TASK DATA:
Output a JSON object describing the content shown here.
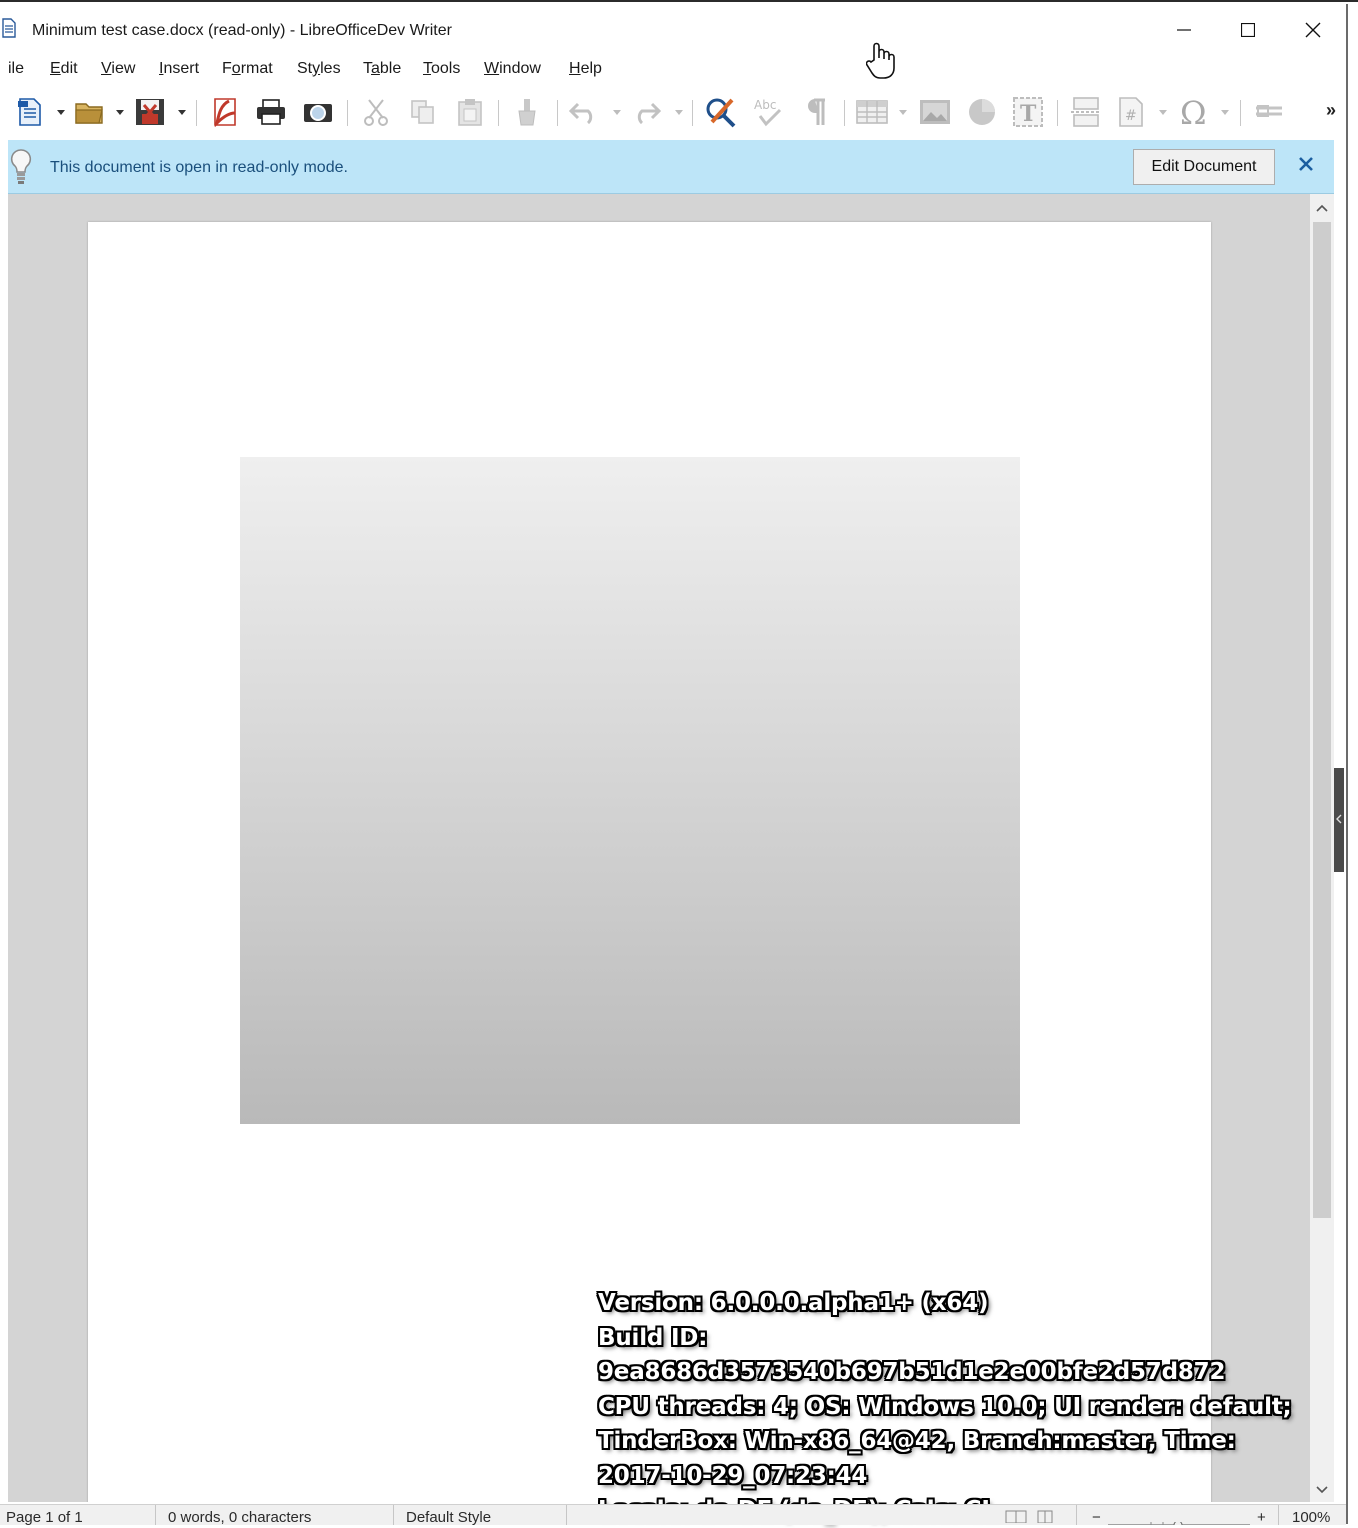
{
  "window": {
    "title": "Minimum test case.docx (read-only) - LibreOfficeDev Writer",
    "minimize_icon": "minimize-icon",
    "maximize_icon": "maximize-icon",
    "close_icon": "close-icon"
  },
  "menubar": {
    "items": [
      {
        "pre": "",
        "u": "",
        "post": "ile"
      },
      {
        "pre": "",
        "u": "E",
        "post": "dit"
      },
      {
        "pre": "",
        "u": "V",
        "post": "iew"
      },
      {
        "pre": "",
        "u": "I",
        "post": "nsert"
      },
      {
        "pre": "F",
        "u": "o",
        "post": "rmat"
      },
      {
        "pre": "St",
        "u": "y",
        "post": "les"
      },
      {
        "pre": "T",
        "u": "a",
        "post": "ble"
      },
      {
        "pre": "",
        "u": "T",
        "post": "ools"
      },
      {
        "pre": "",
        "u": "W",
        "post": "indow"
      },
      {
        "pre": "",
        "u": "H",
        "post": "elp"
      }
    ]
  },
  "toolbar": {
    "icons": [
      "new-document-icon",
      "open-folder-icon",
      "save-icon",
      "export-pdf-icon",
      "print-icon",
      "print-preview-icon",
      "cut-icon",
      "copy-icon",
      "paste-icon",
      "clone-formatting-icon",
      "undo-icon",
      "redo-icon",
      "find-replace-icon",
      "spelling-icon",
      "formatting-marks-icon",
      "insert-table-icon",
      "insert-image-icon",
      "insert-chart-icon",
      "insert-textbox-icon",
      "page-break-icon",
      "insert-field-icon",
      "special-character-icon",
      "insert-hyperlink-icon"
    ],
    "overflow": "»"
  },
  "infobar": {
    "message": "This document is open in read-only mode.",
    "edit_button": "Edit Document",
    "icon": "lightbulb-icon",
    "close": "✕"
  },
  "document": {
    "gradient_colors": {
      "top": "#efefef",
      "bottom": "#b9b9b9"
    }
  },
  "version_overlay": {
    "lines": [
      "Version: 6.0.0.0.alpha1+ (x64)",
      "Build ID:",
      "9ea8686d3573540b697b51d1e2e00bfe2d57d872",
      "CPU threads: 4; OS: Windows 10.0; UI render: default;",
      "TinderBox: Win-x86_64@42, Branch:master, Time:",
      "2017-10-29_07:23:44",
      "Locale: de-DE (de_DE); Calc: CL"
    ]
  },
  "statusbar": {
    "page": "Page 1 of 1",
    "words": "0 words, 0 characters",
    "style": "Default Style",
    "zoom": "100%",
    "zoom_minus": "−",
    "zoom_plus": "+"
  },
  "colors": {
    "infobar_bg": "#bde5f8",
    "infobar_text": "#1a4f7c",
    "infobar_close": "#1b5ea0",
    "doc_background": "#d4d4d4"
  }
}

WORK TO BE COMPLETED: Every record must be copied exactly, with images dropped from the result.

EXERCISE OUTPUT:
Output a JSON object describing the content shown here.
{
  "window": {
    "title": "Minimum test case.docx (read-only) - LibreOfficeDev Writer",
    "minimize_icon": "minimize-icon",
    "maximize_icon": "maximize-icon",
    "close_icon": "close-icon"
  },
  "menubar": {
    "items": [
      {
        "pre": "",
        "u": "",
        "post": "ile"
      },
      {
        "pre": "",
        "u": "E",
        "post": "dit"
      },
      {
        "pre": "",
        "u": "V",
        "post": "iew"
      },
      {
        "pre": "",
        "u": "I",
        "post": "nsert"
      },
      {
        "pre": "F",
        "u": "o",
        "post": "rmat"
      },
      {
        "pre": "St",
        "u": "y",
        "post": "les"
      },
      {
        "pre": "T",
        "u": "a",
        "post": "ble"
      },
      {
        "pre": "",
        "u": "T",
        "post": "ools"
      },
      {
        "pre": "",
        "u": "W",
        "post": "indow"
      },
      {
        "pre": "",
        "u": "H",
        "post": "elp"
      }
    ]
  },
  "toolbar": {
    "icons": [
      "new-document-icon",
      "open-folder-icon",
      "save-icon",
      "export-pdf-icon",
      "print-icon",
      "print-preview-icon",
      "cut-icon",
      "copy-icon",
      "paste-icon",
      "clone-formatting-icon",
      "undo-icon",
      "redo-icon",
      "find-replace-icon",
      "spelling-icon",
      "formatting-marks-icon",
      "insert-table-icon",
      "insert-image-icon",
      "insert-chart-icon",
      "insert-textbox-icon",
      "page-break-icon",
      "insert-field-icon",
      "special-character-icon",
      "insert-hyperlink-icon"
    ],
    "overflow": "»"
  },
  "infobar": {
    "message": "This document is open in read-only mode.",
    "edit_button": "Edit Document",
    "icon": "lightbulb-icon",
    "close": "✕"
  },
  "document": {
    "gradient_colors": {
      "top": "#efefef",
      "bottom": "#b9b9b9"
    }
  },
  "version_overlay": {
    "lines": [
      "Version: 6.0.0.0.alpha1+ (x64)",
      "Build ID:",
      "9ea8686d3573540b697b51d1e2e00bfe2d57d872",
      "CPU threads: 4; OS: Windows 10.0; UI render: default;",
      "TinderBox: Win-x86_64@42, Branch:master, Time:",
      "2017-10-29_07:23:44",
      "Locale: de-DE (de_DE); Calc: CL"
    ]
  },
  "statusbar": {
    "page": "Page 1 of 1",
    "words": "0 words, 0 characters",
    "style": "Default Style",
    "zoom": "100%",
    "zoom_minus": "−",
    "zoom_plus": "+"
  },
  "colors": {
    "infobar_bg": "#bde5f8",
    "infobar_text": "#1a4f7c",
    "infobar_close": "#1b5ea0",
    "doc_background": "#d4d4d4"
  }
}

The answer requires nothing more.